### What this task involves
Strip the pictures and reproduce the rest of the listing exactly.

### Records for this exercise
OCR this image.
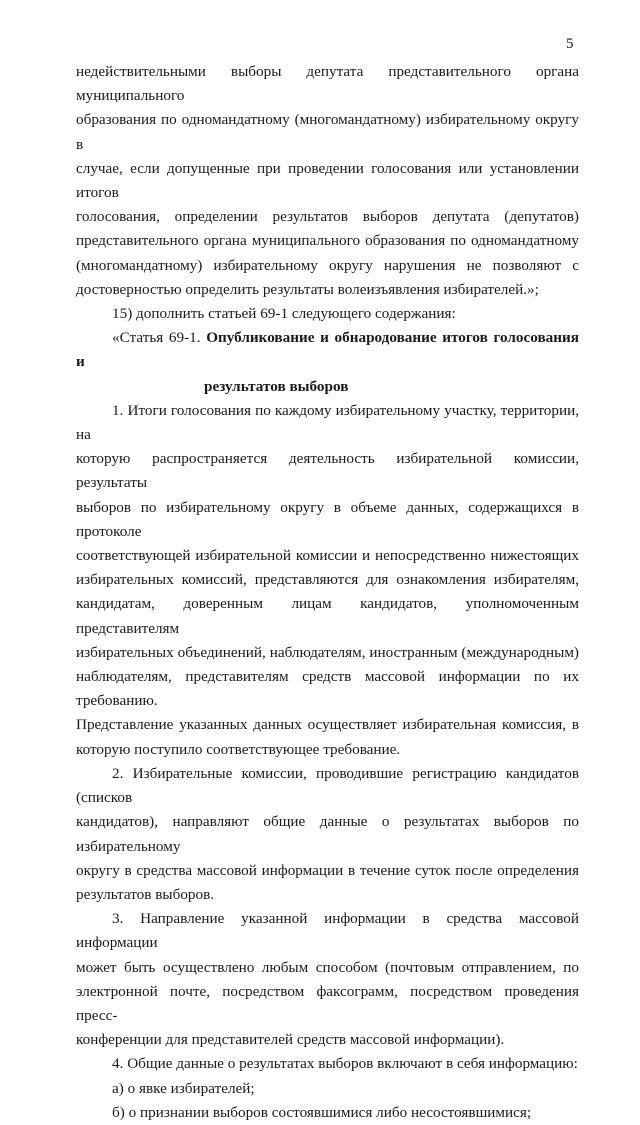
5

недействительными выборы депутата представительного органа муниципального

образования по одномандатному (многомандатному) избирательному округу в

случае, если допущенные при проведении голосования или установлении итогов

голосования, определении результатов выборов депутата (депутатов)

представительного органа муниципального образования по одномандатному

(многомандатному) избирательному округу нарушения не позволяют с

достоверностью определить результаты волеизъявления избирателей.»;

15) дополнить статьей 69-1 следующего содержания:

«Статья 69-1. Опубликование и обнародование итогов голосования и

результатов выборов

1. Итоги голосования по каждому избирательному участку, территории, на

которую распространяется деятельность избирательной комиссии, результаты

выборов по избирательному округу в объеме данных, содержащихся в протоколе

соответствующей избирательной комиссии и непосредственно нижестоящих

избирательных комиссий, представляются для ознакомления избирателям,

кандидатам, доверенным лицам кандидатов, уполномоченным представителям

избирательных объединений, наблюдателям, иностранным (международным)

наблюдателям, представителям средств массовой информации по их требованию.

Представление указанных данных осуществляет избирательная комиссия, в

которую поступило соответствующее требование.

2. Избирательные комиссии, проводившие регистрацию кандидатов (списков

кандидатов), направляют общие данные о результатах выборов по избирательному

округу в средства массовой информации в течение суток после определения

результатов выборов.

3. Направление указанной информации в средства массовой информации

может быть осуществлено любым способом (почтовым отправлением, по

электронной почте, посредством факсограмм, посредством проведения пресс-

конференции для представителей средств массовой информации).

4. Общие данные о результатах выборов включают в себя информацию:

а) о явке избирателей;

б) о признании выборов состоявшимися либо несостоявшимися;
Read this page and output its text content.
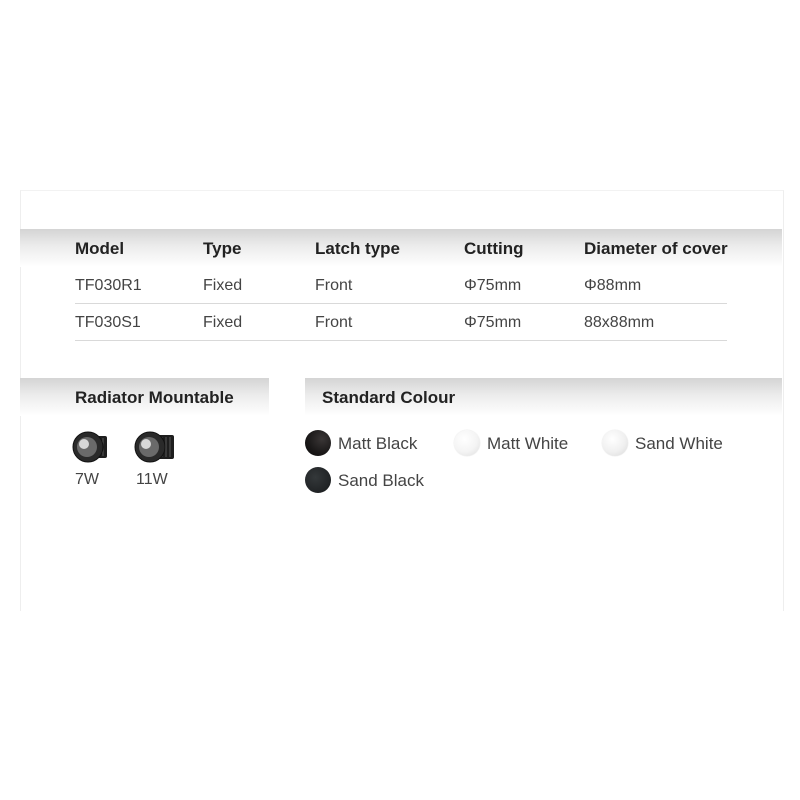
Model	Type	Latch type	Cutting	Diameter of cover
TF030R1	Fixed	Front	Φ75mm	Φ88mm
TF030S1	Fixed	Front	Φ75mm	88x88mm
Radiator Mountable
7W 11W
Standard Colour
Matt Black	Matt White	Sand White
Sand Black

### Answer to the problem
OCR this image.
5

недействительными выборы депутата представительного органа муниципального

образования по одномандатному (многомандатному) избирательному округу в

случае, если допущенные при проведении голосования или установлении итогов

голосования, определении результатов выборов депутата (депутатов)

представительного органа муниципального образования по одномандатному

(многомандатному) избирательному округу нарушения не позволяют с

достоверностью определить результаты волеизъявления избирателей.»;

15) дополнить статьей 69-1 следующего содержания:

«Статья 69-1. Опубликование и обнародование итогов голосования и

результатов выборов

1. Итоги голосования по каждому избирательному участку, территории, на

которую распространяется деятельность избирательной комиссии, результаты

выборов по избирательному округу в объеме данных, содержащихся в протоколе

соответствующей избирательной комиссии и непосредственно нижестоящих

избирательных комиссий, представляются для ознакомления избирателям,

кандидатам, доверенным лицам кандидатов, уполномоченным представителям

избирательных объединений, наблюдателям, иностранным (международным)

наблюдателям, представителям средств массовой информации по их требованию.

Представление указанных данных осуществляет избирательная комиссия, в

которую поступило соответствующее требование.

2. Избирательные комиссии, проводившие регистрацию кандидатов (списков

кандидатов), направляют общие данные о результатах выборов по избирательному

округу в средства массовой информации в течение суток после определения

результатов выборов.

3. Направление указанной информации в средства массовой информации

может быть осуществлено любым способом (почтовым отправлением, по

электронной почте, посредством факсограмм, посредством проведения пресс-

конференции для представителей средств массовой информации).

4. Общие данные о результатах выборов включают в себя информацию:

а) о явке избирателей;

б) о признании выборов состоявшимися либо несостоявшимися;
Read this page and output its text content.
Model	Type	Latch type	Cutting	Diameter of cover
TF030R1	Fixed	Front	Φ75mm	Φ88mm
TF030S1	Fixed	Front	Φ75mm	88x88mm
Radiator Mountable
7W 11W
Standard Colour
Matt Black	Matt White	Sand White
Sand Black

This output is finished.